[start INPUT ROWS]

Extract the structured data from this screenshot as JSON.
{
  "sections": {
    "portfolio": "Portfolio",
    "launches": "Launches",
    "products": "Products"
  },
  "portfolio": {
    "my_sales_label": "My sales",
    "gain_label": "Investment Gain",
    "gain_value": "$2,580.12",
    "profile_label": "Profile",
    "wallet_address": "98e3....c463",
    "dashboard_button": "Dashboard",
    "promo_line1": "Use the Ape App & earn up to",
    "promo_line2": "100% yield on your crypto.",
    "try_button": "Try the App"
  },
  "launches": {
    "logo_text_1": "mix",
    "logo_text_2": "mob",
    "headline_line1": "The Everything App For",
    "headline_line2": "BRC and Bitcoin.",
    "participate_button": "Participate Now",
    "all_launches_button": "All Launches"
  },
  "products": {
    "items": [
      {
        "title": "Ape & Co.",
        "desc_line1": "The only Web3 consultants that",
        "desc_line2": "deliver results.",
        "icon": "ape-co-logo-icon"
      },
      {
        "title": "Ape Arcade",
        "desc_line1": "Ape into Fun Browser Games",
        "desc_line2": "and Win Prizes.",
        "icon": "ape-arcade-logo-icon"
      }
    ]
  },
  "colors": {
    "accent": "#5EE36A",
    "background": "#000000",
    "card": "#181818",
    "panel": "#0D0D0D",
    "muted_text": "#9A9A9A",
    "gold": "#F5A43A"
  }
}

[end INPUT ROWS]

**PROBLEM STATEMENT**
Pick out each line in the material containing "icon".

**RESPONSE FOR THIS EXERCISE**
        "icon": "ape-co-logo-icon"
        "icon": "ape-arcade-logo-icon"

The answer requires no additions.